(Material supplied)
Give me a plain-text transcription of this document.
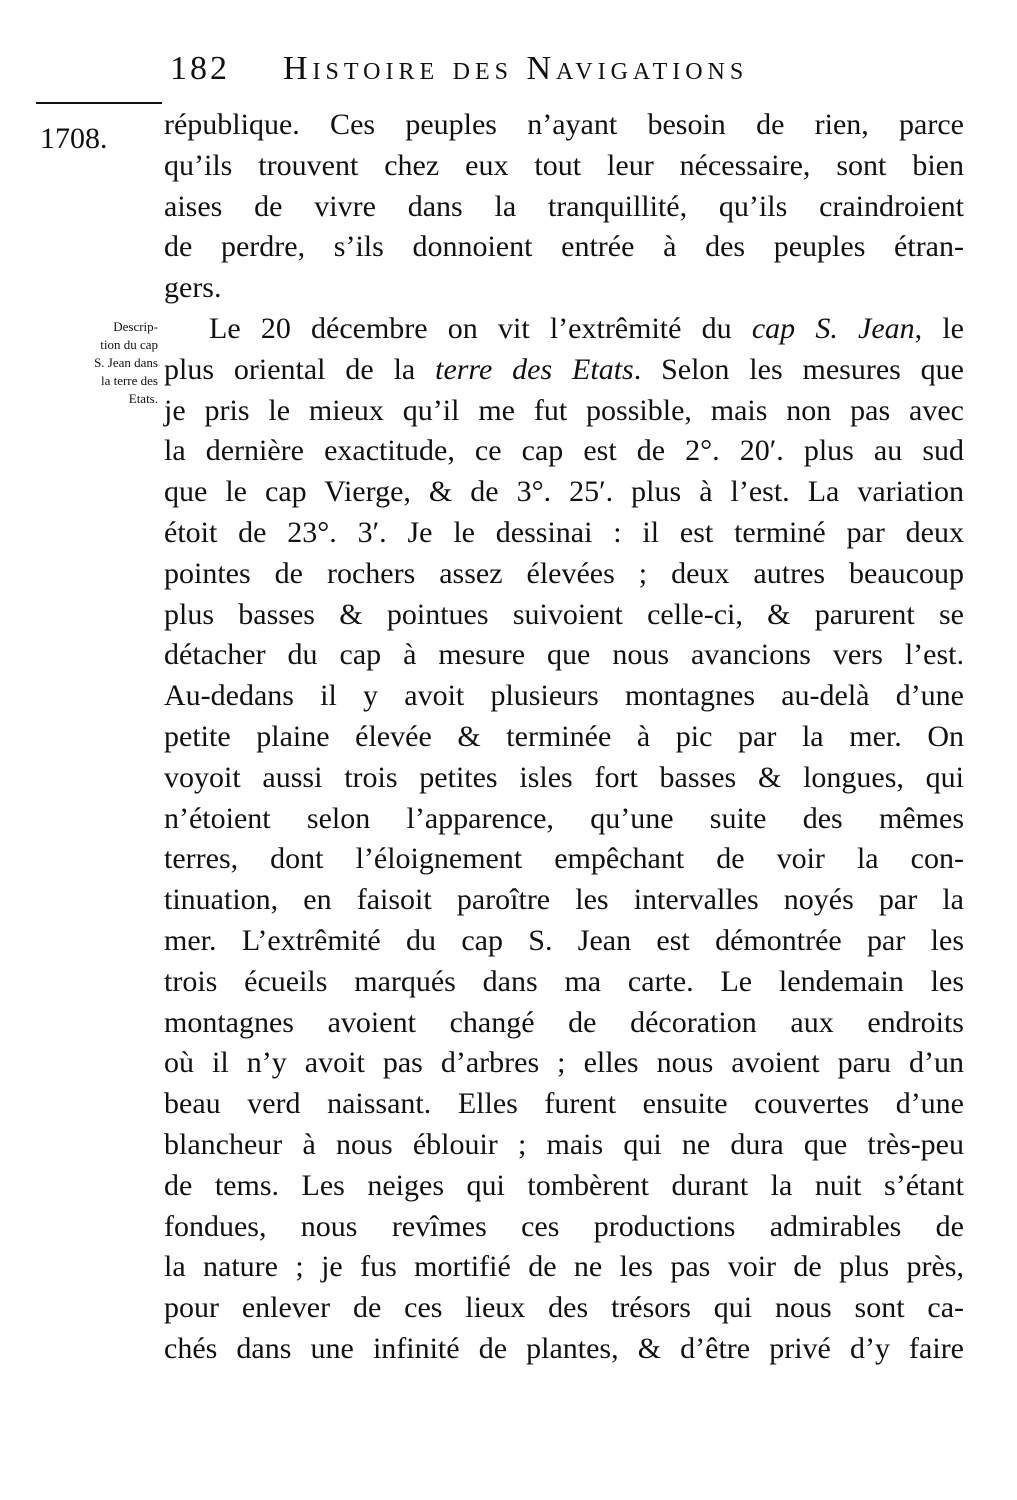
182 Histoire des Navigations
1708.
Descrip-
tion du cap
S. Jean dans
la terre des
Etats.
république. Ces peuples n’ayant besoin de rien, parce
qu’ils trouvent chez eux tout leur nécessaire, sont bien
aises de vivre dans la tranquillité, qu’ils craindroient
de perdre, s’ils donnoient entrée à des peuples étran-
gers.
Le 20 décembre on vit l’extrêmité du cap S. Jean, le
plus oriental de la terre des Etats. Selon les mesures que
je pris le mieux qu’il me fut possible, mais non pas avec
la dernière exactitude, ce cap est de 2°. 20′. plus au sud
que le cap Vierge, & de 3°. 25′. plus à l’est. La variation
étoit de 23°. 3′. Je le dessinai : il est terminé par deux
pointes de rochers assez élevées ; deux autres beaucoup
plus basses & pointues suivoient celle-ci, & parurent se
détacher du cap à mesure que nous avancions vers l’est.
Au-dedans il y avoit plusieurs montagnes au-delà d’une
petite plaine élevée & terminée à pic par la mer. On
voyoit aussi trois petites isles fort basses & longues, qui
n’étoient selon l’apparence, qu’une suite des mêmes
terres, dont l’éloignement empêchant de voir la con-
tinuation, en faisoit paroître les intervalles noyés par la
mer. L’extrêmité du cap S. Jean est démontrée par les
trois écueils marqués dans ma carte. Le lendemain les
montagnes avoient changé de décoration aux endroits
où il n’y avoit pas d’arbres ; elles nous avoient paru d’un
beau verd naissant. Elles furent ensuite couvertes d’une
blancheur à nous éblouir ; mais qui ne dura que très-peu
de tems. Les neiges qui tombèrent durant la nuit s’étant
fondues, nous revîmes ces productions admirables de
la nature ; je fus mortifié de ne les pas voir de plus près,
pour enlever de ces lieux des trésors qui nous sont ca-
chés dans une infinité de plantes, & d’être privé d’y faire
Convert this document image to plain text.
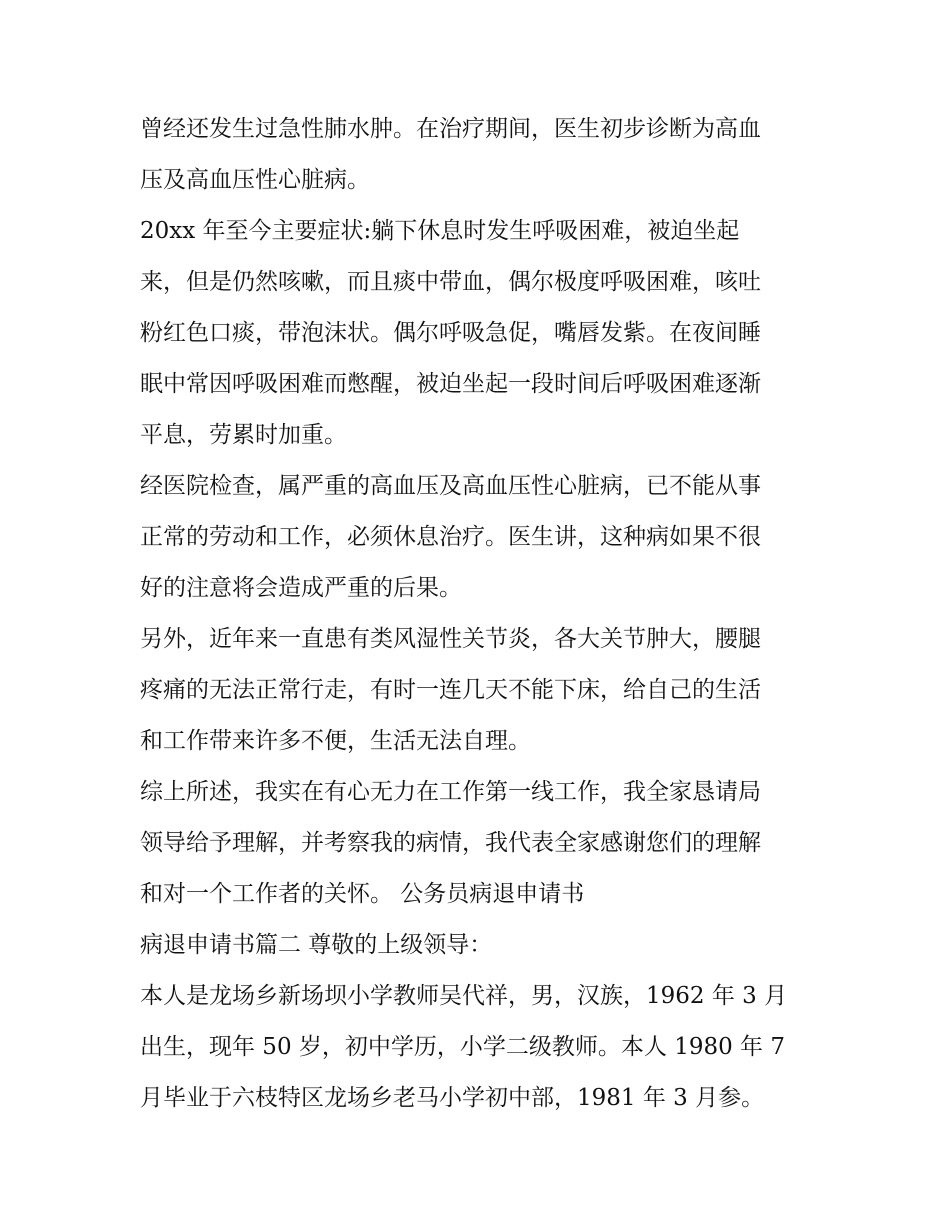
曾经还发生过急性肺水肿。在治疗期间，医生初步诊断为高血
压及高血压性心脏病。
20xx 年至今主要症状:躺下休息时发生呼吸困难，被迫坐起
来，但是仍然咳嗽，而且痰中带血，偶尔极度呼吸困难，咳吐
粉红色口痰，带泡沫状。偶尔呼吸急促，嘴唇发紫。在夜间睡
眠中常因呼吸困难而憋醒，被迫坐起一段时间后呼吸困难逐渐
平息，劳累时加重。
经医院检查，属严重的高血压及高血压性心脏病，已不能从事
正常的劳动和工作，必须休息治疗。医生讲，这种病如果不很
好的注意将会造成严重的后果。
另外，近年来一直患有类风湿性关节炎，各大关节肿大，腰腿
疼痛的无法正常行走，有时一连几天不能下床，给自己的生活
和工作带来许多不便，生活无法自理。
综上所述，我实在有心无力在工作第一线工作，我全家恳请局
领导给予理解，并考察我的病情，我代表全家感谢您们的理解
和对一个工作者的关怀。 公务员病退申请书
病退申请书篇二 尊敬的上级领导：
本人是龙场乡新场坝小学教师吴代祥，男，汉族，1962 年 3 月
出生，现年 50 岁，初中学历，小学二级教师。本人 1980 年 7
月毕业于六枝特区龙场乡老马小学初中部，1981 年 3 月参。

(Written task) Pictures are not part of the copy; reproduce everything else in the records exactly.

(Right answer)
Give me a plain-text transcription of this document.
182 Histoire des Navigations
1708.
Descrip-
tion du cap
S. Jean dans
la terre des
Etats.
république. Ces peuples n’ayant besoin de rien, parce
qu’ils trouvent chez eux tout leur nécessaire, sont bien
aises de vivre dans la tranquillité, qu’ils craindroient
de perdre, s’ils donnoient entrée à des peuples étran-
gers.
Le 20 décembre on vit l’extrêmité du cap S. Jean, le
plus oriental de la terre des Etats. Selon les mesures que
je pris le mieux qu’il me fut possible, mais non pas avec
la dernière exactitude, ce cap est de 2°. 20′. plus au sud
que le cap Vierge, & de 3°. 25′. plus à l’est. La variation
étoit de 23°. 3′. Je le dessinai : il est terminé par deux
pointes de rochers assez élevées ; deux autres beaucoup
plus basses & pointues suivoient celle-ci, & parurent se
détacher du cap à mesure que nous avancions vers l’est.
Au-dedans il y avoit plusieurs montagnes au-delà d’une
petite plaine élevée & terminée à pic par la mer. On
voyoit aussi trois petites isles fort basses & longues, qui
n’étoient selon l’apparence, qu’une suite des mêmes
terres, dont l’éloignement empêchant de voir la con-
tinuation, en faisoit paroître les intervalles noyés par la
mer. L’extrêmité du cap S. Jean est démontrée par les
trois écueils marqués dans ma carte. Le lendemain les
montagnes avoient changé de décoration aux endroits
où il n’y avoit pas d’arbres ; elles nous avoient paru d’un
beau verd naissant. Elles furent ensuite couvertes d’une
blancheur à nous éblouir ; mais qui ne dura que très-peu
de tems. Les neiges qui tombèrent durant la nuit s’étant
fondues, nous revîmes ces productions admirables de
la nature ; je fus mortifié de ne les pas voir de plus près,
pour enlever de ces lieux des trésors qui nous sont ca-
chés dans une infinité de plantes, & d’être privé d’y faire
Convert this document image to plain text.
曾经还发生过急性肺水肿。在治疗期间，医生初步诊断为高血
压及高血压性心脏病。
20xx 年至今主要症状:躺下休息时发生呼吸困难，被迫坐起
来，但是仍然咳嗽，而且痰中带血，偶尔极度呼吸困难，咳吐
粉红色口痰，带泡沫状。偶尔呼吸急促，嘴唇发紫。在夜间睡
眠中常因呼吸困难而憋醒，被迫坐起一段时间后呼吸困难逐渐
平息，劳累时加重。
经医院检查，属严重的高血压及高血压性心脏病，已不能从事
正常的劳动和工作，必须休息治疗。医生讲，这种病如果不很
好的注意将会造成严重的后果。
另外，近年来一直患有类风湿性关节炎，各大关节肿大，腰腿
疼痛的无法正常行走，有时一连几天不能下床，给自己的生活
和工作带来许多不便，生活无法自理。
综上所述，我实在有心无力在工作第一线工作，我全家恳请局
领导给予理解，并考察我的病情，我代表全家感谢您们的理解
和对一个工作者的关怀。 公务员病退申请书
病退申请书篇二 尊敬的上级领导：
本人是龙场乡新场坝小学教师吴代祥，男，汉族，1962 年 3 月
出生，现年 50 岁，初中学历，小学二级教师。本人 1980 年 7
月毕业于六枝特区龙场乡老马小学初中部，1981 年 3 月参。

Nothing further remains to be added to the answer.